* **Task objective**:
Copy each line with the word "text" in it.

[Start of Records to use]

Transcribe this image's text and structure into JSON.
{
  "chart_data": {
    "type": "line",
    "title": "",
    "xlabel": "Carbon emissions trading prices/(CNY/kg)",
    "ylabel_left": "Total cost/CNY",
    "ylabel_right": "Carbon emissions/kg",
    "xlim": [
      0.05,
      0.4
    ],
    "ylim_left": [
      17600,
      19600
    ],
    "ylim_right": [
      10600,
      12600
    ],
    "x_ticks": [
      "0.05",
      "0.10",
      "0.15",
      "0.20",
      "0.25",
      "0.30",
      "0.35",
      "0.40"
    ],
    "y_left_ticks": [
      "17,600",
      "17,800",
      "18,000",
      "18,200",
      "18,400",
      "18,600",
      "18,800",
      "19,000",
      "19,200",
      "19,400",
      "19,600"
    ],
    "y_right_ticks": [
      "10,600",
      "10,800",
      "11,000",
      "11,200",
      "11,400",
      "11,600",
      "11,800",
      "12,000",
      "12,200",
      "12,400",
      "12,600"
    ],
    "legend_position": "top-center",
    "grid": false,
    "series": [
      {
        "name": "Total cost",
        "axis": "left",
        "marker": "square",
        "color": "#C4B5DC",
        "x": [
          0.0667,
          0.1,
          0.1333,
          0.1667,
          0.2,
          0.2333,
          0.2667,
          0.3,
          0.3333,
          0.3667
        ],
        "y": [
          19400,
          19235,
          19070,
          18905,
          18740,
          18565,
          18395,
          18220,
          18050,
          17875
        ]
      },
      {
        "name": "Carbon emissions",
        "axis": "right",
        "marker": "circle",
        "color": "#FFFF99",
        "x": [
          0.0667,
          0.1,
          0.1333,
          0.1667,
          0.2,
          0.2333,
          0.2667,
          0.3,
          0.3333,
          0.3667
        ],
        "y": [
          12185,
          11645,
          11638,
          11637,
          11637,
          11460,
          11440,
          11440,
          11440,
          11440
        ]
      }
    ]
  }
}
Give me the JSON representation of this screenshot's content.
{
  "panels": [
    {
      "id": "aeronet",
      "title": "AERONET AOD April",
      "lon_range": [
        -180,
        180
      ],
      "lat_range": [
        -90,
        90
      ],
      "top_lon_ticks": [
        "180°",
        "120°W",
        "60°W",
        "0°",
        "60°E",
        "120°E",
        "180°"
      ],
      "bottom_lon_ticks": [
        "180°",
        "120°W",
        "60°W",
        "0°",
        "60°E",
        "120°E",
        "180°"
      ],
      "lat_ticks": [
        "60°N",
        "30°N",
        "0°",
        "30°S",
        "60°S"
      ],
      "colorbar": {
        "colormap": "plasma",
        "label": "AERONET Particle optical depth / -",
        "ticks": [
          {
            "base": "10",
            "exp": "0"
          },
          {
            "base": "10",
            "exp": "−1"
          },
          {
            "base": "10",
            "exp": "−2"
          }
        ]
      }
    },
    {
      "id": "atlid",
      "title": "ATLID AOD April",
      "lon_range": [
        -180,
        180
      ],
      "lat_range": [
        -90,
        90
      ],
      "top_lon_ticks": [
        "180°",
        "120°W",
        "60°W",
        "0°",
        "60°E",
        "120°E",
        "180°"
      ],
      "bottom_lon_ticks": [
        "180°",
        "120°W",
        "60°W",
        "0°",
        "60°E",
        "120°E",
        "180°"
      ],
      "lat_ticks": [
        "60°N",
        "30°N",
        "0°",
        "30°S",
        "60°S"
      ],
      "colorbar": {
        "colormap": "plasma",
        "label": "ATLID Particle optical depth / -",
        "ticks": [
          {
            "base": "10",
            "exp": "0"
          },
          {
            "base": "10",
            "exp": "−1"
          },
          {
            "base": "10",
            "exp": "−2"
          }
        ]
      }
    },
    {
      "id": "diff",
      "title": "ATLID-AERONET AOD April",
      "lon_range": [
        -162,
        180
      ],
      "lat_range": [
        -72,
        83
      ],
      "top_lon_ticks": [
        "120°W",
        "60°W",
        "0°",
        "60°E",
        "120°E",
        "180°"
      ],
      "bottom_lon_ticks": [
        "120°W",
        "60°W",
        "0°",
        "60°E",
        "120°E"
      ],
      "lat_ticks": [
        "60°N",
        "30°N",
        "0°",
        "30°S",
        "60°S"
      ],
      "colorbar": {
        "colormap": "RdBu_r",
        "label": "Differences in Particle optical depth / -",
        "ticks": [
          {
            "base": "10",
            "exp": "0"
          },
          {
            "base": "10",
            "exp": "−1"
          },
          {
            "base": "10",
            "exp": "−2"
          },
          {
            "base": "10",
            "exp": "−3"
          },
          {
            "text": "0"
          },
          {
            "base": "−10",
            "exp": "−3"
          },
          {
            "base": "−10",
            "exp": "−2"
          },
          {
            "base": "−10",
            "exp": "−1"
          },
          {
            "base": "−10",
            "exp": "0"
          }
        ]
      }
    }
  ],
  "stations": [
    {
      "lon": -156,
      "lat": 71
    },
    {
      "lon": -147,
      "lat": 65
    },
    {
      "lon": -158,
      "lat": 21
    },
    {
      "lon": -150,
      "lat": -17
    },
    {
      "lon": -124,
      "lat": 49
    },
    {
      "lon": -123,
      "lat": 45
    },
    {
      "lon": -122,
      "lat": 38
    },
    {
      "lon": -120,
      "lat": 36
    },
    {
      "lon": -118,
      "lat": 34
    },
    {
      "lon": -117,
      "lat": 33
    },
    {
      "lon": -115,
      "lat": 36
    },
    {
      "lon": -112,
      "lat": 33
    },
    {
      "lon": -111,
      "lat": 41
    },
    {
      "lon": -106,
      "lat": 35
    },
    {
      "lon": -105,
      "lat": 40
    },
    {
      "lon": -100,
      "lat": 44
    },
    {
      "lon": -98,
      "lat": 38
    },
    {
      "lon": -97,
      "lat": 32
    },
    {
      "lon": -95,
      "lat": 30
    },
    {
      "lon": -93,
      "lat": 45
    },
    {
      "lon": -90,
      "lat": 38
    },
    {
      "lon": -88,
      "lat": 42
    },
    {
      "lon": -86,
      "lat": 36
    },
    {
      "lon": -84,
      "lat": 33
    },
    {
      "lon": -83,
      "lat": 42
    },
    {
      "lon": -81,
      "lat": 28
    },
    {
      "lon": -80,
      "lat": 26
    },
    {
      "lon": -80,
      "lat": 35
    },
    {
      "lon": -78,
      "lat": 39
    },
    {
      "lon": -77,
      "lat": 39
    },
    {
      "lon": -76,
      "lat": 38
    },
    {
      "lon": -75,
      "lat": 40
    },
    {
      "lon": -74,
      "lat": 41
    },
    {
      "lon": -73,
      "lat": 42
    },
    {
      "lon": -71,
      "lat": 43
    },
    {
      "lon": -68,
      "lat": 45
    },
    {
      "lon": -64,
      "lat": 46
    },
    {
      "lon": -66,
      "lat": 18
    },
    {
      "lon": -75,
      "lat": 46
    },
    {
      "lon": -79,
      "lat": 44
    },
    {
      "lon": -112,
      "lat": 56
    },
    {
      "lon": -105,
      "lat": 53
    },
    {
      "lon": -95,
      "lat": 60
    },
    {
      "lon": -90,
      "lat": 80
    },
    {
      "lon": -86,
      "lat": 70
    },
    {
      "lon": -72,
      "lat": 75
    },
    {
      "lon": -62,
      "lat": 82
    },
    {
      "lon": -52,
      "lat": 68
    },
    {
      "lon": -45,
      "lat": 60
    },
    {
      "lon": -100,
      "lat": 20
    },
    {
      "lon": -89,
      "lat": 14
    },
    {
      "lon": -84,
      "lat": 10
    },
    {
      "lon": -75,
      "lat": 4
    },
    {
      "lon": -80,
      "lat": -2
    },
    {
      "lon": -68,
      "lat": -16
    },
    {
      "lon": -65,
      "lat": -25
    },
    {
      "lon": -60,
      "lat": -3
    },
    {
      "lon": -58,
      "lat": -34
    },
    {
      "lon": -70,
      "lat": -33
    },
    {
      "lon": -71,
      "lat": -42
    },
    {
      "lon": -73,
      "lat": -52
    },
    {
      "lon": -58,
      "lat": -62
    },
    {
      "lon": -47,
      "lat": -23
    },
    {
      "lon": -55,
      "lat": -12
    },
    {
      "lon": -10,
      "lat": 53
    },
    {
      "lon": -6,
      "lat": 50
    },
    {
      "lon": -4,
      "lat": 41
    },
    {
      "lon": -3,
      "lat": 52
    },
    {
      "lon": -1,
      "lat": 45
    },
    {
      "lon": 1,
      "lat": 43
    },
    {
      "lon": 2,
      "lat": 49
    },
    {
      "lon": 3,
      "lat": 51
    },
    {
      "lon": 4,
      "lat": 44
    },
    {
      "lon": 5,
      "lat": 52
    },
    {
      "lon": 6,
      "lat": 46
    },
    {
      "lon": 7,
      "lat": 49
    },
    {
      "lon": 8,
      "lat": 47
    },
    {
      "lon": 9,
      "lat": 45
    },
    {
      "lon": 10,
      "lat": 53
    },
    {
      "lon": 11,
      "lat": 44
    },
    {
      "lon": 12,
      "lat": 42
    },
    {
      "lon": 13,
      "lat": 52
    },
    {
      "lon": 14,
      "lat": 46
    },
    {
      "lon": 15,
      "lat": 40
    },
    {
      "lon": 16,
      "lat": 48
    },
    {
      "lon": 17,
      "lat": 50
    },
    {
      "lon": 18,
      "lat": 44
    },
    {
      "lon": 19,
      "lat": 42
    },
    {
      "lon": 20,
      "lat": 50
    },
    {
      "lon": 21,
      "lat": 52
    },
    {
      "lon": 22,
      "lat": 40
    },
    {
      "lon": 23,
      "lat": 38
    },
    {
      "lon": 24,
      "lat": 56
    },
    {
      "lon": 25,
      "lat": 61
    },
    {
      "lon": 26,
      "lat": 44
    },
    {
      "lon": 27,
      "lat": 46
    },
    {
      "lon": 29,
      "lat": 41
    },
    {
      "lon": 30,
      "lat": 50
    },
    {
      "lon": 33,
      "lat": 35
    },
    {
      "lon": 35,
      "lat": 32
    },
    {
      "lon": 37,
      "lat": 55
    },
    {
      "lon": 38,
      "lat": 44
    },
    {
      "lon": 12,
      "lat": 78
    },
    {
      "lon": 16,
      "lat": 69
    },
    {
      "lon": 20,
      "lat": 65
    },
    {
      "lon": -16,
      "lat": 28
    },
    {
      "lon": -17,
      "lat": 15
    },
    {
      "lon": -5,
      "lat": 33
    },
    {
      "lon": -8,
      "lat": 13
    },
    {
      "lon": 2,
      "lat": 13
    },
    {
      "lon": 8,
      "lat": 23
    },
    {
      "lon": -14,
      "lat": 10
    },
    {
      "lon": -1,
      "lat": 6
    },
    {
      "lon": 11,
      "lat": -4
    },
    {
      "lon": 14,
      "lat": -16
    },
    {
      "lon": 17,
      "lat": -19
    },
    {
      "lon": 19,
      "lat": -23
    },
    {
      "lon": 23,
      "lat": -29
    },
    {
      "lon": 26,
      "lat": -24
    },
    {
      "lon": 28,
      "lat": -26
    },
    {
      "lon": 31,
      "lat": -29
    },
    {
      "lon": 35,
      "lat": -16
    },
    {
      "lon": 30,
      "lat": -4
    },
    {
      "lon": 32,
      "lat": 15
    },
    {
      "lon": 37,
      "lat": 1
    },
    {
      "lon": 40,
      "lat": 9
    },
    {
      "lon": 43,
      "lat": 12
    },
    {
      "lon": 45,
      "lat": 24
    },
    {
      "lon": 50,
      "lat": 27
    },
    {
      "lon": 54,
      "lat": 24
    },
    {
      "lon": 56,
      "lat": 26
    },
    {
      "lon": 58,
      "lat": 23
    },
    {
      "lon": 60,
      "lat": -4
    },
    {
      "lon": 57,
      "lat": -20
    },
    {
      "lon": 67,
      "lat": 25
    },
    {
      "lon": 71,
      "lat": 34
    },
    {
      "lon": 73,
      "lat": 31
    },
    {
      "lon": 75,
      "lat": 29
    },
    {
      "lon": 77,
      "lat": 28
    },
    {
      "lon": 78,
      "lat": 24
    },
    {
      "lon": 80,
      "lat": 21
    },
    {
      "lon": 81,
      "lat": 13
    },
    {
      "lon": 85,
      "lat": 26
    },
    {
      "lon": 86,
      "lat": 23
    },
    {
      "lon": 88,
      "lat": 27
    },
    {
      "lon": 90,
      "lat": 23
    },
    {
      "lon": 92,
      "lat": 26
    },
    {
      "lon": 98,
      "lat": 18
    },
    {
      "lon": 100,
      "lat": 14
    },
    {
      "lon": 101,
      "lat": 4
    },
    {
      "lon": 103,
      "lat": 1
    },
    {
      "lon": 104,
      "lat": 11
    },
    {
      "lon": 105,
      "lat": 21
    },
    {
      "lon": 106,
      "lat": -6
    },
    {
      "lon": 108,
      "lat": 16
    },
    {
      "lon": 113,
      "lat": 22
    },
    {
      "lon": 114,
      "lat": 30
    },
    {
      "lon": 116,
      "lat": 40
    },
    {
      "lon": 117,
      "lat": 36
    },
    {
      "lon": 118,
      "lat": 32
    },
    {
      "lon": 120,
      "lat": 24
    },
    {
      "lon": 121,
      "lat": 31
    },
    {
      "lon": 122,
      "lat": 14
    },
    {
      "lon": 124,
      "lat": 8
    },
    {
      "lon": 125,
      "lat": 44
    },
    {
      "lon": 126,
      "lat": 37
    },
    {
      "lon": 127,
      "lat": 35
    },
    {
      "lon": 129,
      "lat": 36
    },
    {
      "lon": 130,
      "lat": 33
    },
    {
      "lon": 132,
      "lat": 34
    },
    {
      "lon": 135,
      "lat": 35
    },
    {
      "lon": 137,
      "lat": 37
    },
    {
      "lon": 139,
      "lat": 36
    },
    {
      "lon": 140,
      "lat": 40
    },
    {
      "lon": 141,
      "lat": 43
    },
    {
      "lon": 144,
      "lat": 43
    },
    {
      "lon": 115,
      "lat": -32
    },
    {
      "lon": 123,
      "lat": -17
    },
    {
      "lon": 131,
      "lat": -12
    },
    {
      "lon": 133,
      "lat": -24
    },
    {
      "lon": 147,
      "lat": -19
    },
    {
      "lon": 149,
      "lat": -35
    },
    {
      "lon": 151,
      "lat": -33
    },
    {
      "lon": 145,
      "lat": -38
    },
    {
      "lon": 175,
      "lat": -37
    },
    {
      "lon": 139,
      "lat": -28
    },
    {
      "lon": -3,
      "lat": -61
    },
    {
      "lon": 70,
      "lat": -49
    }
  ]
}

[End of Records to use]

* **Answer for the task**:
Transcribe this image's text and structure into JSON.
            "text": "0"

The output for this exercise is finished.